* Work to complete: Quote each of the following lines word for word.

# # #

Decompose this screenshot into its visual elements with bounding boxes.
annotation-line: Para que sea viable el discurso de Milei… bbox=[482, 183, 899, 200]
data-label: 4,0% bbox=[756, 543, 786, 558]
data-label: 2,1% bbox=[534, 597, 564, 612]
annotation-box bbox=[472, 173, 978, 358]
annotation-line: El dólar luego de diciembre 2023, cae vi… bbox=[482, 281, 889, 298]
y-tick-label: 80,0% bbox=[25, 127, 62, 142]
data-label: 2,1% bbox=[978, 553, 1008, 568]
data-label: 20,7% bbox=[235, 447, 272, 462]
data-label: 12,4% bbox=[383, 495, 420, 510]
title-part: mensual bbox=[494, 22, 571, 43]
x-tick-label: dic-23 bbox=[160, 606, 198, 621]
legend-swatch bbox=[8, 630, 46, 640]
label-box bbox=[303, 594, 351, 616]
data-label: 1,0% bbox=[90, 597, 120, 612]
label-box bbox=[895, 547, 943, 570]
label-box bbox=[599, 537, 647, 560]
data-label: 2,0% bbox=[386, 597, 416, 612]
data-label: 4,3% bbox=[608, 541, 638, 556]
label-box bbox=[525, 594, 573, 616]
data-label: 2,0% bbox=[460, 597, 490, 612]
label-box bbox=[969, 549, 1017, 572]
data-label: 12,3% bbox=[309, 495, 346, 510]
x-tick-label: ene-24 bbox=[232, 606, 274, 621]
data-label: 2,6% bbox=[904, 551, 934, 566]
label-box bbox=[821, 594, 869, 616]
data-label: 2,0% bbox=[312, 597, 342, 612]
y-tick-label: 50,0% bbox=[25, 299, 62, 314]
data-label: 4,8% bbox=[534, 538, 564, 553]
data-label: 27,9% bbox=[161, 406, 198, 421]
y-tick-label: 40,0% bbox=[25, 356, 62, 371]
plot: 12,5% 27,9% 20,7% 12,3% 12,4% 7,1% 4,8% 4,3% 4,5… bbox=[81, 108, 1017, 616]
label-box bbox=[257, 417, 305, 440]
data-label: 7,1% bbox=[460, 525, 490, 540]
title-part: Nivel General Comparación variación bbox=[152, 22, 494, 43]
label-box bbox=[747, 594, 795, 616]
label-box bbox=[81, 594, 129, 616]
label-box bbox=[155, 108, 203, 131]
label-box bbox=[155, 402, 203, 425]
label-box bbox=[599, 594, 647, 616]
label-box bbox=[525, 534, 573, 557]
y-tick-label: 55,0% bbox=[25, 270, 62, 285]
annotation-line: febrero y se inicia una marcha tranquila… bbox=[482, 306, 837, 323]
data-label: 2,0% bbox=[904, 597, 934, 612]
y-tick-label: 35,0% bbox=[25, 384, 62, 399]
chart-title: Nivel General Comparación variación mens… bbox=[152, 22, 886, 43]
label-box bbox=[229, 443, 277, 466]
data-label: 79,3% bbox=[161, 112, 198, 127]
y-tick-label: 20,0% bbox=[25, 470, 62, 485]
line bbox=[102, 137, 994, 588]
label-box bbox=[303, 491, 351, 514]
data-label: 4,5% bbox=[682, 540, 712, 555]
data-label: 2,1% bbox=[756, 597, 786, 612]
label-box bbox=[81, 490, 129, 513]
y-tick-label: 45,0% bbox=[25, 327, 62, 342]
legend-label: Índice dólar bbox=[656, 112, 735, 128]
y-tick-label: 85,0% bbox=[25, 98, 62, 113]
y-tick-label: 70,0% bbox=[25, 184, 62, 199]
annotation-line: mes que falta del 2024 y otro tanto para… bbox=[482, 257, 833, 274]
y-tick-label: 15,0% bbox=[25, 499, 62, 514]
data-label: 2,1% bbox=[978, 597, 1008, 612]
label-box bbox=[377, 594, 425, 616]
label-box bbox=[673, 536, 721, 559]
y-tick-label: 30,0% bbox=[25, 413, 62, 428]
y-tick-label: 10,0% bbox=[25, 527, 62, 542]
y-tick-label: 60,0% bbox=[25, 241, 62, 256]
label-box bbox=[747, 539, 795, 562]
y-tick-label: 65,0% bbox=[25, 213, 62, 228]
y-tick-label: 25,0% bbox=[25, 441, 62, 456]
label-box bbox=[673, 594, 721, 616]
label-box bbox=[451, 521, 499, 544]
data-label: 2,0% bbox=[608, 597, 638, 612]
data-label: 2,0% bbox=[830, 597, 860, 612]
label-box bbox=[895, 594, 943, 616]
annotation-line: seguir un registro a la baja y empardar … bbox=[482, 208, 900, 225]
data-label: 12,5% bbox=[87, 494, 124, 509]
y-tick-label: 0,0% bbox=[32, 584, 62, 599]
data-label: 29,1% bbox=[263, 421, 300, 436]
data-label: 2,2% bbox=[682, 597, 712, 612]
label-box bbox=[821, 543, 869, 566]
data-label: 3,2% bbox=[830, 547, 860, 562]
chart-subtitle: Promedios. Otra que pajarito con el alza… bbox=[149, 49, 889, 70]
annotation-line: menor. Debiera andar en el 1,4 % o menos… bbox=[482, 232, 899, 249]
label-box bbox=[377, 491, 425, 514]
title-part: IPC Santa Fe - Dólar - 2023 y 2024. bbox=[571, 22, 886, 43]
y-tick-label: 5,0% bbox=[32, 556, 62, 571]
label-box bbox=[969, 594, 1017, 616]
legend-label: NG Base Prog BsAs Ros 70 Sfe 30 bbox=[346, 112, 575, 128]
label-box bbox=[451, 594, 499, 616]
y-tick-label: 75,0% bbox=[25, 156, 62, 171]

# # #

* Answer to the task:
Decompose this screenshot into its visual elements with bounding boxes.
annotation-line: Para que sea viable el discurso de Milei… bbox=[482, 183, 899, 200]
data-label: 4,0% bbox=[756, 543, 786, 558]
data-label: 2,1% bbox=[534, 597, 564, 612]
annotation-box bbox=[472, 173, 978, 358]
annotation-line: El dólar luego de diciembre 2023, cae vi… bbox=[482, 281, 889, 298]
y-tick-label: 80,0% bbox=[25, 127, 62, 142]
data-label: 2,1% bbox=[978, 553, 1008, 568]
data-label: 20,7% bbox=[235, 447, 272, 462]
data-label: 12,4% bbox=[383, 495, 420, 510]
title-part: mensual bbox=[494, 22, 571, 43]
x-tick-label: dic-23 bbox=[160, 606, 198, 621]
legend-swatch bbox=[8, 630, 46, 640]
label-box bbox=[303, 594, 351, 616]
data-label: 1,0% bbox=[90, 597, 120, 612]
label-box bbox=[895, 547, 943, 570]
label-box bbox=[599, 537, 647, 560]
data-label: 2,0% bbox=[386, 597, 416, 612]
data-label: 4,3% bbox=[608, 541, 638, 556]
label-box bbox=[525, 594, 573, 616]
data-label: 2,0% bbox=[460, 597, 490, 612]
label-box bbox=[969, 549, 1017, 572]
data-label: 12,3% bbox=[309, 495, 346, 510]
x-tick-label: ene-24 bbox=[232, 606, 274, 621]
data-label: 2,6% bbox=[904, 551, 934, 566]
label-box bbox=[821, 594, 869, 616]
data-label: 2,0% bbox=[312, 597, 342, 612]
y-tick-label: 50,0% bbox=[25, 299, 62, 314]
data-label: 4,8% bbox=[534, 538, 564, 553]
data-label: 27,9% bbox=[161, 406, 198, 421]
y-tick-label: 40,0% bbox=[25, 356, 62, 371]
plot: 12,5% 27,9% 20,7% 12,3% 12,4% 7,1% 4,8% 4,3% 4,5… bbox=[81, 108, 1017, 616]
label-box bbox=[257, 417, 305, 440]
data-label: 7,1% bbox=[460, 525, 490, 540]
title-part: Nivel General Comparación variación bbox=[152, 22, 494, 43]
label-box bbox=[747, 594, 795, 616]
label-box bbox=[81, 594, 129, 616]
label-box bbox=[155, 108, 203, 131]
label-box bbox=[155, 402, 203, 425]
label-box bbox=[599, 594, 647, 616]
label-box bbox=[525, 534, 573, 557]
y-tick-label: 55,0% bbox=[25, 270, 62, 285]
annotation-line: febrero y se inicia una marcha tranquila… bbox=[482, 306, 837, 323]
data-label: 2,0% bbox=[904, 597, 934, 612]
y-tick-label: 35,0% bbox=[25, 384, 62, 399]
chart-title: Nivel General Comparación variación mens… bbox=[152, 22, 886, 43]
label-box bbox=[229, 443, 277, 466]
data-label: 79,3% bbox=[161, 112, 198, 127]
y-tick-label: 20,0% bbox=[25, 470, 62, 485]
line bbox=[102, 137, 994, 588]
label-box bbox=[303, 491, 351, 514]
data-label: 4,5% bbox=[682, 540, 712, 555]
data-label: 2,1% bbox=[756, 597, 786, 612]
label-box bbox=[81, 490, 129, 513]
y-tick-label: 45,0% bbox=[25, 327, 62, 342]
legend-label: Índice dólar bbox=[656, 112, 735, 128]
y-tick-label: 85,0% bbox=[25, 98, 62, 113]
y-tick-label: 70,0% bbox=[25, 184, 62, 199]
annotation-line: mes que falta del 2024 y otro tanto para… bbox=[482, 257, 833, 274]
y-tick-label: 15,0% bbox=[25, 499, 62, 514]
data-label: 2,1% bbox=[978, 597, 1008, 612]
label-box bbox=[377, 594, 425, 616]
label-box bbox=[673, 536, 721, 559]
y-tick-label: 30,0% bbox=[25, 413, 62, 428]
y-tick-label: 10,0% bbox=[25, 527, 62, 542]
y-tick-label: 60,0% bbox=[25, 241, 62, 256]
label-box bbox=[747, 539, 795, 562]
y-tick-label: 65,0% bbox=[25, 213, 62, 228]
y-tick-label: 25,0% bbox=[25, 441, 62, 456]
label-box bbox=[673, 594, 721, 616]
label-box bbox=[451, 521, 499, 544]
data-label: 2,0% bbox=[608, 597, 638, 612]
data-label: 2,0% bbox=[830, 597, 860, 612]
label-box bbox=[895, 594, 943, 616]
annotation-line: seguir un registro a la baja y empardar … bbox=[482, 208, 900, 225]
data-label: 12,5% bbox=[87, 494, 124, 509]
y-tick-label: 0,0% bbox=[32, 584, 62, 599]
data-label: 29,1% bbox=[263, 421, 300, 436]
data-label: 2,2% bbox=[682, 597, 712, 612]
label-box bbox=[821, 543, 869, 566]
data-label: 3,2% bbox=[830, 547, 860, 562]
chart-subtitle: Promedios. Otra que pajarito con el alza… bbox=[149, 49, 889, 70]
annotation-line: menor. Debiera andar en el 1,4 % o menos… bbox=[482, 232, 899, 249]
label-box bbox=[377, 491, 425, 514]
title-part: IPC Santa Fe - Dólar - 2023 y 2024. bbox=[571, 22, 886, 43]
y-tick-label: 5,0% bbox=[32, 556, 62, 571]
label-box bbox=[969, 594, 1017, 616]
legend-label: NG Base Prog BsAs Ros 70 Sfe 30 bbox=[346, 112, 575, 128]
label-box bbox=[451, 594, 499, 616]
y-tick-label: 75,0% bbox=[25, 156, 62, 171]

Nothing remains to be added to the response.